(Entries from a dataset)
◇ ◇ ◇ ◇ ◇

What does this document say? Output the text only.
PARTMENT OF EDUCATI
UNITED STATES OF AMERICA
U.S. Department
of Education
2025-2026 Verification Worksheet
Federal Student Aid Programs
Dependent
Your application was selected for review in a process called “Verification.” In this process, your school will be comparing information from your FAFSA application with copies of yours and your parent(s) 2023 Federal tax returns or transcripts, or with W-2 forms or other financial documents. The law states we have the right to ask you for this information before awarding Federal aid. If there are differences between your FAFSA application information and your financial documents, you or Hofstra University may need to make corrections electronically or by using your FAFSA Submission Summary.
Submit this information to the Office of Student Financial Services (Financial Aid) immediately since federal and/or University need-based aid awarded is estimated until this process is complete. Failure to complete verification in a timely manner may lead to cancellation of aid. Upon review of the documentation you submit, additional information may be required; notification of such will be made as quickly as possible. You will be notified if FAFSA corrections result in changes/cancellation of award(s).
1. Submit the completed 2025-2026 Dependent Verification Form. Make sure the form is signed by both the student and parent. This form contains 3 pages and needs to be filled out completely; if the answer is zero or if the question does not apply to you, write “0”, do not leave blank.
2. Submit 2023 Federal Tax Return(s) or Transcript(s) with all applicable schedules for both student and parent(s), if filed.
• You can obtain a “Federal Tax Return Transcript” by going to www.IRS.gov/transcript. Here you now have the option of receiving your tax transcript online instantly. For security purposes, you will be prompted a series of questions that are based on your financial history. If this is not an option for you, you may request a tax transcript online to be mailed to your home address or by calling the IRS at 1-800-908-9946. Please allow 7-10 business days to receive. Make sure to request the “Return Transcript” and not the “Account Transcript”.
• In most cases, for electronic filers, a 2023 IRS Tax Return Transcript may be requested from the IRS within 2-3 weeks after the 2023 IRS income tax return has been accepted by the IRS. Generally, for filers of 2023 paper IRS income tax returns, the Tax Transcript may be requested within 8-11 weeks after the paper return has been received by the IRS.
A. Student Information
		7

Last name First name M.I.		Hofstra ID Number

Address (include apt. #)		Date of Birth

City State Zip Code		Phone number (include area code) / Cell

◇ ◇ ◇ ◇ ◇

= REQUIRED WORK =
Without leaving anything out, give the entries again exactly.

= TASK SOLUTION =
What does this document say? Output the text only.
PARTMENT OF EDUCATI
UNITED STATES OF AMERICA
U.S. Department
of Education
2025-2026 Verification Worksheet
Federal Student Aid Programs
Dependent
Your application was selected for review in a process called “Verification.” In this process, your school will be comparing information from your FAFSA application with copies of yours and your parent(s) 2023 Federal tax returns or transcripts, or with W-2 forms or other financial documents. The law states we have the right to ask you for this information before awarding Federal aid. If there are differences between your FAFSA application information and your financial documents, you or Hofstra University may need to make corrections electronically or by using your FAFSA Submission Summary.
Submit this information to the Office of Student Financial Services (Financial Aid) immediately since federal and/or University need-based aid awarded is estimated until this process is complete. Failure to complete verification in a timely manner may lead to cancellation of aid. Upon review of the documentation you submit, additional information may be required; notification of such will be made as quickly as possible. You will be notified if FAFSA corrections result in changes/cancellation of award(s).
1. Submit the completed 2025-2026 Dependent Verification Form. Make sure the form is signed by both the student and parent. This form contains 3 pages and needs to be filled out completely; if the answer is zero or if the question does not apply to you, write “0”, do not leave blank.
2. Submit 2023 Federal Tax Return(s) or Transcript(s) with all applicable schedules for both student and parent(s), if filed.
• You can obtain a “Federal Tax Return Transcript” by going to www.IRS.gov/transcript. Here you now have the option of receiving your tax transcript online instantly. For security purposes, you will be prompted a series of questions that are based on your financial history. If this is not an option for you, you may request a tax transcript online to be mailed to your home address or by calling the IRS at 1-800-908-9946. Please allow 7-10 business days to receive. Make sure to request the “Return Transcript” and not the “Account Transcript”.
• In most cases, for electronic filers, a 2023 IRS Tax Return Transcript may be requested from the IRS within 2-3 weeks after the 2023 IRS income tax return has been accepted by the IRS. Generally, for filers of 2023 paper IRS income tax returns, the Tax Transcript may be requested within 8-11 weeks after the paper return has been received by the IRS.
A. Student Information
		7

Last name First name M.I.		Hofstra ID Number

Address (include apt. #)		Date of Birth

City State Zip Code		Phone number (include area code) / Cell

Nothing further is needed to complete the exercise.